** BEGIN **

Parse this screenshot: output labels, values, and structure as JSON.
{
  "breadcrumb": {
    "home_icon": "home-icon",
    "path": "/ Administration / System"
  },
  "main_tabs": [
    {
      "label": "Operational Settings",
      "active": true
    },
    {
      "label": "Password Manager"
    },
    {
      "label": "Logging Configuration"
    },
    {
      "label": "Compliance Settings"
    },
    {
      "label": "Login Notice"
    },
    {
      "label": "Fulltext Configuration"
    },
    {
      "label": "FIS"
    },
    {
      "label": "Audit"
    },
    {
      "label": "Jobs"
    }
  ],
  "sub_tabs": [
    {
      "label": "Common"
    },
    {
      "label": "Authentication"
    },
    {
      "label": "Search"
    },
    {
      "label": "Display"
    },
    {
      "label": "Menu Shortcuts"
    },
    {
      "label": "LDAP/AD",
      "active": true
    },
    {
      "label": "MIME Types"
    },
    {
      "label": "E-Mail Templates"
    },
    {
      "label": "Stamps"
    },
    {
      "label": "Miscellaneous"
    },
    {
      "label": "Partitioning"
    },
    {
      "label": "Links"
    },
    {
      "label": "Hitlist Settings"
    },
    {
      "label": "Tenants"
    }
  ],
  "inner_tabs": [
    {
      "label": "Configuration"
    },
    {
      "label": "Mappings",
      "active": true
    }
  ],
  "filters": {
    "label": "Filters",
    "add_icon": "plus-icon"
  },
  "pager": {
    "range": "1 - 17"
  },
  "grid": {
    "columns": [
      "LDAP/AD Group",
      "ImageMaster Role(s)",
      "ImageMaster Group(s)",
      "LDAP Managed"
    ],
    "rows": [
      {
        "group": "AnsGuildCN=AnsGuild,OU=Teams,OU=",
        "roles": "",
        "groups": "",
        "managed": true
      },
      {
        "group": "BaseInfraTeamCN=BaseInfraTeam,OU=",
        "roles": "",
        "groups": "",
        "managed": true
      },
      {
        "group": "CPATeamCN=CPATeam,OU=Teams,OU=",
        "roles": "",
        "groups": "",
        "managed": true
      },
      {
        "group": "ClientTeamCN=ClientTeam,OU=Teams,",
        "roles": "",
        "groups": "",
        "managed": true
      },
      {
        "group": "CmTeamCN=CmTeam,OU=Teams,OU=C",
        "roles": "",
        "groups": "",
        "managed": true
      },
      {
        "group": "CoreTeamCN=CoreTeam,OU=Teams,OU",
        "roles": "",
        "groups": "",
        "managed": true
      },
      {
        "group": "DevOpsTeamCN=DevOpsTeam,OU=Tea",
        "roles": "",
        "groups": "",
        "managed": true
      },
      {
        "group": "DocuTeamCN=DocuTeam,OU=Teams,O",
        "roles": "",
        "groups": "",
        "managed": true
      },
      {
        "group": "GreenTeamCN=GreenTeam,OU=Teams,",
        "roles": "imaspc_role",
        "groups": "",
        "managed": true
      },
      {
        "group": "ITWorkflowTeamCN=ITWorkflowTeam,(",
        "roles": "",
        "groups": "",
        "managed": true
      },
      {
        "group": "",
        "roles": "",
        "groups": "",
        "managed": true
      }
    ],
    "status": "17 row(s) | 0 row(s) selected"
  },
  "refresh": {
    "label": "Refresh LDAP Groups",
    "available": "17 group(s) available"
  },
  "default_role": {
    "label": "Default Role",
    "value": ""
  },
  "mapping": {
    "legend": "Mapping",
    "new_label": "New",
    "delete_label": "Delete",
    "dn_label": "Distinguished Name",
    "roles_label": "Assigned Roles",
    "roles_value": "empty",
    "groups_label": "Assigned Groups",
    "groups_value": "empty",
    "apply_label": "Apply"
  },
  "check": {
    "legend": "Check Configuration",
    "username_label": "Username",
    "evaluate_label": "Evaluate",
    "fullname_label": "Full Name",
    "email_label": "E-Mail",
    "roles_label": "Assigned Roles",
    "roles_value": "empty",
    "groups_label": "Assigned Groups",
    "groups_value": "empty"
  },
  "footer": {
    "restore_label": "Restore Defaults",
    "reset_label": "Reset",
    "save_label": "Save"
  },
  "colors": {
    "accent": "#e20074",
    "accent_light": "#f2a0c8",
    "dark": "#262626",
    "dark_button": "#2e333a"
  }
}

** END **

Nothing should be left out: repeat all of the data exactly.

» **Final result**:
Parse this screenshot: output labels, values, and structure as JSON.
{
  "breadcrumb": {
    "home_icon": "home-icon",
    "path": "/ Administration / System"
  },
  "main_tabs": [
    {
      "label": "Operational Settings",
      "active": true
    },
    {
      "label": "Password Manager"
    },
    {
      "label": "Logging Configuration"
    },
    {
      "label": "Compliance Settings"
    },
    {
      "label": "Login Notice"
    },
    {
      "label": "Fulltext Configuration"
    },
    {
      "label": "FIS"
    },
    {
      "label": "Audit"
    },
    {
      "label": "Jobs"
    }
  ],
  "sub_tabs": [
    {
      "label": "Common"
    },
    {
      "label": "Authentication"
    },
    {
      "label": "Search"
    },
    {
      "label": "Display"
    },
    {
      "label": "Menu Shortcuts"
    },
    {
      "label": "LDAP/AD",
      "active": true
    },
    {
      "label": "MIME Types"
    },
    {
      "label": "E-Mail Templates"
    },
    {
      "label": "Stamps"
    },
    {
      "label": "Miscellaneous"
    },
    {
      "label": "Partitioning"
    },
    {
      "label": "Links"
    },
    {
      "label": "Hitlist Settings"
    },
    {
      "label": "Tenants"
    }
  ],
  "inner_tabs": [
    {
      "label": "Configuration"
    },
    {
      "label": "Mappings",
      "active": true
    }
  ],
  "filters": {
    "label": "Filters",
    "add_icon": "plus-icon"
  },
  "pager": {
    "range": "1 - 17"
  },
  "grid": {
    "columns": [
      "LDAP/AD Group",
      "ImageMaster Role(s)",
      "ImageMaster Group(s)",
      "LDAP Managed"
    ],
    "rows": [
      {
        "group": "AnsGuildCN=AnsGuild,OU=Teams,OU=",
        "roles": "",
        "groups": "",
        "managed": true
      },
      {
        "group": "BaseInfraTeamCN=BaseInfraTeam,OU=",
        "roles": "",
        "groups": "",
        "managed": true
      },
      {
        "group": "CPATeamCN=CPATeam,OU=Teams,OU=",
        "roles": "",
        "groups": "",
        "managed": true
      },
      {
        "group": "ClientTeamCN=ClientTeam,OU=Teams,",
        "roles": "",
        "groups": "",
        "managed": true
      },
      {
        "group": "CmTeamCN=CmTeam,OU=Teams,OU=C",
        "roles": "",
        "groups": "",
        "managed": true
      },
      {
        "group": "CoreTeamCN=CoreTeam,OU=Teams,OU",
        "roles": "",
        "groups": "",
        "managed": true
      },
      {
        "group": "DevOpsTeamCN=DevOpsTeam,OU=Tea",
        "roles": "",
        "groups": "",
        "managed": true
      },
      {
        "group": "DocuTeamCN=DocuTeam,OU=Teams,O",
        "roles": "",
        "groups": "",
        "managed": true
      },
      {
        "group": "GreenTeamCN=GreenTeam,OU=Teams,",
        "roles": "imaspc_role",
        "groups": "",
        "managed": true
      },
      {
        "group": "ITWorkflowTeamCN=ITWorkflowTeam,(",
        "roles": "",
        "groups": "",
        "managed": true
      },
      {
        "group": "",
        "roles": "",
        "groups": "",
        "managed": true
      }
    ],
    "status": "17 row(s) | 0 row(s) selected"
  },
  "refresh": {
    "label": "Refresh LDAP Groups",
    "available": "17 group(s) available"
  },
  "default_role": {
    "label": "Default Role",
    "value": ""
  },
  "mapping": {
    "legend": "Mapping",
    "new_label": "New",
    "delete_label": "Delete",
    "dn_label": "Distinguished Name",
    "roles_label": "Assigned Roles",
    "roles_value": "empty",
    "groups_label": "Assigned Groups",
    "groups_value": "empty",
    "apply_label": "Apply"
  },
  "check": {
    "legend": "Check Configuration",
    "username_label": "Username",
    "evaluate_label": "Evaluate",
    "fullname_label": "Full Name",
    "email_label": "E-Mail",
    "roles_label": "Assigned Roles",
    "roles_value": "empty",
    "groups_label": "Assigned Groups",
    "groups_value": "empty"
  },
  "footer": {
    "restore_label": "Restore Defaults",
    "reset_label": "Reset",
    "save_label": "Save"
  },
  "colors": {
    "accent": "#e20074",
    "accent_light": "#f2a0c8",
    "dark": "#262626",
    "dark_button": "#2e333a"
  }
}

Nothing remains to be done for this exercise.